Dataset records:
+--

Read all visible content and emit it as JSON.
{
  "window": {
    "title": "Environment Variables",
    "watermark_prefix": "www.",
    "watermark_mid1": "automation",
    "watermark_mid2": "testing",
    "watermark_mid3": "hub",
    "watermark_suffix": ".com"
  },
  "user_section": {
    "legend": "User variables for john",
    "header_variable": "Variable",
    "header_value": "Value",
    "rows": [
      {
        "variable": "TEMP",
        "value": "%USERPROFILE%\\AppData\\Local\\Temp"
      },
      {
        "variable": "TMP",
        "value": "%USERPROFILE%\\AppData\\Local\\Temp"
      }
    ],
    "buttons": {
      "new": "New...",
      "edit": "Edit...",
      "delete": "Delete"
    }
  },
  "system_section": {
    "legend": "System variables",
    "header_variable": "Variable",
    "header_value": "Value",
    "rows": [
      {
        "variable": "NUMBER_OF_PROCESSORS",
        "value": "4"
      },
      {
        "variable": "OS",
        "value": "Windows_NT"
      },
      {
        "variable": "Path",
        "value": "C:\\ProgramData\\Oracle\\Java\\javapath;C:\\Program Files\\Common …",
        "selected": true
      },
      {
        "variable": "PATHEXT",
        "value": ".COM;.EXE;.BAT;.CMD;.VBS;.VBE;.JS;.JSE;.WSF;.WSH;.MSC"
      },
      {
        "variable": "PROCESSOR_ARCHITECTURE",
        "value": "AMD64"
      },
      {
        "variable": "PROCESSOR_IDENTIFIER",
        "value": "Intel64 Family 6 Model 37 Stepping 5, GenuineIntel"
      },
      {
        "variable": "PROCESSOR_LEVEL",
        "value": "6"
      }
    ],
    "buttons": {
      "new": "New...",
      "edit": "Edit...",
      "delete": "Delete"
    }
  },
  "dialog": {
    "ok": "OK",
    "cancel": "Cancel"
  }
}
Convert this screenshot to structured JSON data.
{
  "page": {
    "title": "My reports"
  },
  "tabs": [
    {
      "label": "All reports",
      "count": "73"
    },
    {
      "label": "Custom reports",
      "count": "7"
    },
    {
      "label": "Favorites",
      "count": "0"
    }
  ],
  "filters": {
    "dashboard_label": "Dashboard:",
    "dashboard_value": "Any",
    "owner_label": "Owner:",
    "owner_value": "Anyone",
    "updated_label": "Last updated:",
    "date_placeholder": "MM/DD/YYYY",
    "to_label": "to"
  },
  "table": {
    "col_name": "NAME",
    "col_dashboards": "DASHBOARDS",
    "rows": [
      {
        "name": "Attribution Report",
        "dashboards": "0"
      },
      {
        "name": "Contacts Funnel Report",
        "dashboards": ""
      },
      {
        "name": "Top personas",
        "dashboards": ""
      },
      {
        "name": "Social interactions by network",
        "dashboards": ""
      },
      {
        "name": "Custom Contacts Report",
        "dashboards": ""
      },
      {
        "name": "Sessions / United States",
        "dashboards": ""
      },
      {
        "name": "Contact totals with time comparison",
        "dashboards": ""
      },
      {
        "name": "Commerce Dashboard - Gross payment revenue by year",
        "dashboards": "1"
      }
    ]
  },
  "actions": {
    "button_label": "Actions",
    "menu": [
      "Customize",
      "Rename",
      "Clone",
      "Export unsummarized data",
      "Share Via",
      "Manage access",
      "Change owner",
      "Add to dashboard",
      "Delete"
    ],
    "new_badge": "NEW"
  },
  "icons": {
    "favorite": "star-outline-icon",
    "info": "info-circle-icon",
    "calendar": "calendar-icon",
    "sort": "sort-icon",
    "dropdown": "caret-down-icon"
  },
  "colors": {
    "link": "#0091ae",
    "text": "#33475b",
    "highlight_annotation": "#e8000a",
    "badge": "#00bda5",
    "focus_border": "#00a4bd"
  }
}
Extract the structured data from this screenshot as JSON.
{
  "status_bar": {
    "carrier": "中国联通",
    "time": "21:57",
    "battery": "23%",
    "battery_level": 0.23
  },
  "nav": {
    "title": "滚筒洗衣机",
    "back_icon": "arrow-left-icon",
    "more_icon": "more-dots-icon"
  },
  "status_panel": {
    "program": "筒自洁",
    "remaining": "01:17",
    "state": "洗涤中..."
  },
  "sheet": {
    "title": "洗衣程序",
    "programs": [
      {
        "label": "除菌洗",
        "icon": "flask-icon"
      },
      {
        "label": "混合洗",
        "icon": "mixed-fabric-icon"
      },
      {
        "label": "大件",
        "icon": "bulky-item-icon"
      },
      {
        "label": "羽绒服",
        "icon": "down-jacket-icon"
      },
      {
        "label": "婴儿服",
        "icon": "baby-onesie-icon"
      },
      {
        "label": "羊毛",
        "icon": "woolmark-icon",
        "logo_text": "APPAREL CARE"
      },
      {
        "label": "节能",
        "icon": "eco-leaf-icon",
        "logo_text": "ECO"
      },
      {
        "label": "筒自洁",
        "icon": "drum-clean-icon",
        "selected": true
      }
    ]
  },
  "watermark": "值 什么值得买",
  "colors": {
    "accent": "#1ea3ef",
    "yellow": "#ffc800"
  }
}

+--

Task prompt: Gather each line of the listing containing the word "down" and show it.

Solution to the problem:
    "dropdown": "caret-down-icon"
        "icon": "down-jacket-icon"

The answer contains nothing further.